Given problem —
Search the material below for the string "Output" and extract each line that has it.

— start —

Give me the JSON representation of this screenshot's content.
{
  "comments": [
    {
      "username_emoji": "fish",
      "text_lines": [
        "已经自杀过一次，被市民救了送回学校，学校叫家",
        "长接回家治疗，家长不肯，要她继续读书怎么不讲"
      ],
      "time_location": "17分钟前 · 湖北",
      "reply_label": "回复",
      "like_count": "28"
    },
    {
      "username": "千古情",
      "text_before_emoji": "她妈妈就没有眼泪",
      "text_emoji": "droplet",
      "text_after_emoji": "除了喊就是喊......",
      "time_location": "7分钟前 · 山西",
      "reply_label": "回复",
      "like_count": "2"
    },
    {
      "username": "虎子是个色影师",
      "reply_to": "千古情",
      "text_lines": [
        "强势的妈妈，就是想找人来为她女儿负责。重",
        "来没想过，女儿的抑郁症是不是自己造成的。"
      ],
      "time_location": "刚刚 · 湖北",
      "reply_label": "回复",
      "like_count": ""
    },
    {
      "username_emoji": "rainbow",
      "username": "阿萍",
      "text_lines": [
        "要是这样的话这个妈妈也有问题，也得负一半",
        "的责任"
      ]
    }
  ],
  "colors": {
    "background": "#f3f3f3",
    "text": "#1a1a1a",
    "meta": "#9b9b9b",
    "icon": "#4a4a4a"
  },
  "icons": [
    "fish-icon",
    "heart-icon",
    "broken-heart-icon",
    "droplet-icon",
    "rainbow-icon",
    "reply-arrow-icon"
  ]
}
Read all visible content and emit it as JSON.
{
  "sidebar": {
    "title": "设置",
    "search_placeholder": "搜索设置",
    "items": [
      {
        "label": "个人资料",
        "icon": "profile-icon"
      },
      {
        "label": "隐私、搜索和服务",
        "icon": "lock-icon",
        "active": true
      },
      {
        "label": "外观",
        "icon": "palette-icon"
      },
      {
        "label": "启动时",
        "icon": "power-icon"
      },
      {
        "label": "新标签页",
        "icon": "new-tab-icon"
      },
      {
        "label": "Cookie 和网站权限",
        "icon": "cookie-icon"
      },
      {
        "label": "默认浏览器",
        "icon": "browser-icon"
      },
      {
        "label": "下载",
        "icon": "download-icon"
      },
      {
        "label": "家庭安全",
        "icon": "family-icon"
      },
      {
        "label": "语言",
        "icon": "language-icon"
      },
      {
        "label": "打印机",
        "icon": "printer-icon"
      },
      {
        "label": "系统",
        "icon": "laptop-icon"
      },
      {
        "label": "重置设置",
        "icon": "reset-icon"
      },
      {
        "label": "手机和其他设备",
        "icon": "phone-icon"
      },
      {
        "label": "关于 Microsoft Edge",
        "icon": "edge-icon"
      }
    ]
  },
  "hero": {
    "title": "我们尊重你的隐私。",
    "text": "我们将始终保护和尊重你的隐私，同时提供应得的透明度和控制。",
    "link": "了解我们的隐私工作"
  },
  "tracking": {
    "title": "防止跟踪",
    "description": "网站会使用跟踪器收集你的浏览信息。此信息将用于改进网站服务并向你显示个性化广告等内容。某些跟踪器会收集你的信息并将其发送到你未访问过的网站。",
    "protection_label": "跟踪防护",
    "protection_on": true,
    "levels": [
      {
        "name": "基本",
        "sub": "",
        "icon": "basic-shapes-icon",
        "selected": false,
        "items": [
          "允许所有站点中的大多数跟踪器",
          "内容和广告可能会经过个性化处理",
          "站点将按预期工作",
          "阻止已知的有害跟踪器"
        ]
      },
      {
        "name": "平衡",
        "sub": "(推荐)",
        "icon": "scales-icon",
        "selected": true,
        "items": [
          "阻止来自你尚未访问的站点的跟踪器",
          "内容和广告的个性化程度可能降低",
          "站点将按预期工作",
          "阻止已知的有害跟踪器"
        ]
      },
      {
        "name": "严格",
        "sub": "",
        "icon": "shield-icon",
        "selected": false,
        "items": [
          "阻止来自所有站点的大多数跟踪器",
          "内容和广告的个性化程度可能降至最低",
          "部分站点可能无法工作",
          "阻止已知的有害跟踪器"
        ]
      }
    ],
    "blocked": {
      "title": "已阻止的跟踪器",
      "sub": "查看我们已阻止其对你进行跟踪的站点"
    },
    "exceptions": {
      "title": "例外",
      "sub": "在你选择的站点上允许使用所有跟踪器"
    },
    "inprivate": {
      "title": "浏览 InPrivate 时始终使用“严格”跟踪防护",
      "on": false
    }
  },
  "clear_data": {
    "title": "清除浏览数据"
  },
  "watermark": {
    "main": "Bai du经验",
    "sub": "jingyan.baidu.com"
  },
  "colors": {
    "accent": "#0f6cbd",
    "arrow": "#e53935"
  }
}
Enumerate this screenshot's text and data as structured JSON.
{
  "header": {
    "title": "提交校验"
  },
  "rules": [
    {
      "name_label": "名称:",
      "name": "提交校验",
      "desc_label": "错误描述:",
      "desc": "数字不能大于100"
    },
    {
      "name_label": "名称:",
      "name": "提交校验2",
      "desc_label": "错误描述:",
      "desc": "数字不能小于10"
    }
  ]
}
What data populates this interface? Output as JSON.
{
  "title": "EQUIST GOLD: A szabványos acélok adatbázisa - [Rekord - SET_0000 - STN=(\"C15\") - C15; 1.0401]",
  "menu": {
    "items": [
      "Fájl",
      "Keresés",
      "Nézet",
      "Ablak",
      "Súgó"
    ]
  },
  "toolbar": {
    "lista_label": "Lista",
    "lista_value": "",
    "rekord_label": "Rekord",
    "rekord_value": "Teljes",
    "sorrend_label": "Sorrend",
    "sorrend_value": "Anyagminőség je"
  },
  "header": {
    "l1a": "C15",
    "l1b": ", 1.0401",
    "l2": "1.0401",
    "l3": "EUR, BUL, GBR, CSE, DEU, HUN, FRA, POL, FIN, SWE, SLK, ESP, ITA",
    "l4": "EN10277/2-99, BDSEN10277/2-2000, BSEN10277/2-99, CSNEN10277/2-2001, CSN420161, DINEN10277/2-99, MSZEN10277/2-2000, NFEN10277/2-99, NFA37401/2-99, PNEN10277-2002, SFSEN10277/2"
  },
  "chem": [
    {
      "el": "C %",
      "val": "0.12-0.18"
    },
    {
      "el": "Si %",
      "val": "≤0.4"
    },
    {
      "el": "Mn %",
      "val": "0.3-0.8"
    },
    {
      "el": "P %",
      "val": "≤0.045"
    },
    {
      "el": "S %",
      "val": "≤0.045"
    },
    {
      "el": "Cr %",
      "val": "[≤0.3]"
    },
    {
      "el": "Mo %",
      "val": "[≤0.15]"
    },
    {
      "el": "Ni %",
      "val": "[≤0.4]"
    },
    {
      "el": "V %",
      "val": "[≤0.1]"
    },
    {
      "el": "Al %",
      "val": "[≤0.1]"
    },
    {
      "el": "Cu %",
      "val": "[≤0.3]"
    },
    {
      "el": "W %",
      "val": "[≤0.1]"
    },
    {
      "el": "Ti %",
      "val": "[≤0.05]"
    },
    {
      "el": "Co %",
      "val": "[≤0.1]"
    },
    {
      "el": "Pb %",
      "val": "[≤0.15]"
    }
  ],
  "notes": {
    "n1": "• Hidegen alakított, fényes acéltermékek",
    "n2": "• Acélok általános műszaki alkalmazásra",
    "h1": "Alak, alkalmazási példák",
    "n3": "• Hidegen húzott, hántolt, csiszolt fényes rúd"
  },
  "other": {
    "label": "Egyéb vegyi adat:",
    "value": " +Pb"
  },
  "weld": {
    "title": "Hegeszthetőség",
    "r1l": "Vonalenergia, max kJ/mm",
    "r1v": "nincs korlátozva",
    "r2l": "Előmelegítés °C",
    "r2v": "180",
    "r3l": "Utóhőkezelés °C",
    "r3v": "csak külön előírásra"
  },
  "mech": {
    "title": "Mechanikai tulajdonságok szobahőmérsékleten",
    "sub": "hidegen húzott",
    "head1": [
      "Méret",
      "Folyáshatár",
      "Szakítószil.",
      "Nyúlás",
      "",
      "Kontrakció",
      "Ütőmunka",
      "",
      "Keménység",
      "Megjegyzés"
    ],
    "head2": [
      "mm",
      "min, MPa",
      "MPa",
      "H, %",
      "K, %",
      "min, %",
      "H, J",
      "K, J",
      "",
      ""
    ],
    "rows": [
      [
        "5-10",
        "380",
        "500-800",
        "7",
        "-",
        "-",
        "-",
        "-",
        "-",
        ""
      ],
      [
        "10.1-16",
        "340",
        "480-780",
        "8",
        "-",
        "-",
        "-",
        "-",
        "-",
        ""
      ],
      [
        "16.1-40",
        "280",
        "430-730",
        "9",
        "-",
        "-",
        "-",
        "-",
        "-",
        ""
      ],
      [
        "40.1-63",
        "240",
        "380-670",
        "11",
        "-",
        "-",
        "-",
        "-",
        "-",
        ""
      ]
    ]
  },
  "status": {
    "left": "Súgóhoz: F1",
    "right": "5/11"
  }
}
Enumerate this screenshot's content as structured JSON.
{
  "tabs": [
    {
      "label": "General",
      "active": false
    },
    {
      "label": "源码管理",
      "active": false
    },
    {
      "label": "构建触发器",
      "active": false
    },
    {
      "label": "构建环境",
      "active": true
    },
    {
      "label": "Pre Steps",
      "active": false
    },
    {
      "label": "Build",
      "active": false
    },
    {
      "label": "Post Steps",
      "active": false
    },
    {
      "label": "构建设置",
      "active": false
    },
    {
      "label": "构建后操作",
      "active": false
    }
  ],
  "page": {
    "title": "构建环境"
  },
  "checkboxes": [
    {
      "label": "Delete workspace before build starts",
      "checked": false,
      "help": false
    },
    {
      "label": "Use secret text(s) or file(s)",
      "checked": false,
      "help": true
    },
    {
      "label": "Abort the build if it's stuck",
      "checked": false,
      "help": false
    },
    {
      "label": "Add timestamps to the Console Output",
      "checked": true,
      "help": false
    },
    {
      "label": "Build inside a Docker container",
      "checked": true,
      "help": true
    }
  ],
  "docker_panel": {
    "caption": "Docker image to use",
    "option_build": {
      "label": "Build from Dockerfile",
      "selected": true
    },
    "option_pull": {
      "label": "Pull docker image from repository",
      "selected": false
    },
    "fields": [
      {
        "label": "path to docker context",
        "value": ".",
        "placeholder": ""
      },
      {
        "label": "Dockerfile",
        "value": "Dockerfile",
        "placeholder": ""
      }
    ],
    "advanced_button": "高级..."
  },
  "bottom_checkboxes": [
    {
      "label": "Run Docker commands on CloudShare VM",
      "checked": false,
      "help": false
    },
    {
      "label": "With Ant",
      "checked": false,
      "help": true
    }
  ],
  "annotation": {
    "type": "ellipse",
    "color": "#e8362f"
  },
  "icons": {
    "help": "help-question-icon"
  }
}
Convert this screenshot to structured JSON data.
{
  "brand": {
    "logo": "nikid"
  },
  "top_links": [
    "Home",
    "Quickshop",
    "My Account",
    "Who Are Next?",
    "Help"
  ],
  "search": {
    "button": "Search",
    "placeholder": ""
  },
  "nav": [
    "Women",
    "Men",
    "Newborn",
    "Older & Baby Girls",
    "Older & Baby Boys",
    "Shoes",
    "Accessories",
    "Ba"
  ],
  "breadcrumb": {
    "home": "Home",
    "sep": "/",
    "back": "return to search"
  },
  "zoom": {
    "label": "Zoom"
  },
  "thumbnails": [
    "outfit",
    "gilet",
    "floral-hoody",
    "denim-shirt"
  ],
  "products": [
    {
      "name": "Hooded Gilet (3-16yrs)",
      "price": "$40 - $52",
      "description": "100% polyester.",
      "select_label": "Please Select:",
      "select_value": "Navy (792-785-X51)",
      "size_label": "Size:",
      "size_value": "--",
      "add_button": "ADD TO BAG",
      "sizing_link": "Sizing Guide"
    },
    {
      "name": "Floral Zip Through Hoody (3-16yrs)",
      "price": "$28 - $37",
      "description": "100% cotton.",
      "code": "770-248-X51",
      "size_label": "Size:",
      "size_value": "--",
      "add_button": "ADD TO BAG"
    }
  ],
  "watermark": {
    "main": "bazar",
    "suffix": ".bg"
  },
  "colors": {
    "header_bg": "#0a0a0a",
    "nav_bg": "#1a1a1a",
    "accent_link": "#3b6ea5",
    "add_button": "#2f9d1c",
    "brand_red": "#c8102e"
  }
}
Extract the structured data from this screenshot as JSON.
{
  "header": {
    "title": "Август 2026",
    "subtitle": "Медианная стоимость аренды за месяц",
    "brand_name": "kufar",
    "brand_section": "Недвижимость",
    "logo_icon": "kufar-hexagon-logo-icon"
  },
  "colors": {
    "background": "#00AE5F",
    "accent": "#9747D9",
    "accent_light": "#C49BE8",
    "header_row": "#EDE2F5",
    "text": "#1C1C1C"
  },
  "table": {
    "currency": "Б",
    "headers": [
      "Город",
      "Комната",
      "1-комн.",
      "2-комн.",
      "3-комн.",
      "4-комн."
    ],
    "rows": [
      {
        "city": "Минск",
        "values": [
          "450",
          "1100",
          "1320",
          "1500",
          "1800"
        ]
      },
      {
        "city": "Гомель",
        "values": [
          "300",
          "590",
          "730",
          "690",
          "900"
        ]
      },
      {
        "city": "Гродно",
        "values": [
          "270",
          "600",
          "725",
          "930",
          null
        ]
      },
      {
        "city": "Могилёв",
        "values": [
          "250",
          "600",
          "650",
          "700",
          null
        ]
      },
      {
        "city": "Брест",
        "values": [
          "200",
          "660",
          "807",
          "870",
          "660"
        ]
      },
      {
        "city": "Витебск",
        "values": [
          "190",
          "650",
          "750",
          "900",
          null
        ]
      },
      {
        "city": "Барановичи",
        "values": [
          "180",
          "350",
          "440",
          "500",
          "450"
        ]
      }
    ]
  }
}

— end —

Result below —
What data populates this interface? Output as JSON.
      "label": "Add timestamps to the Console Output",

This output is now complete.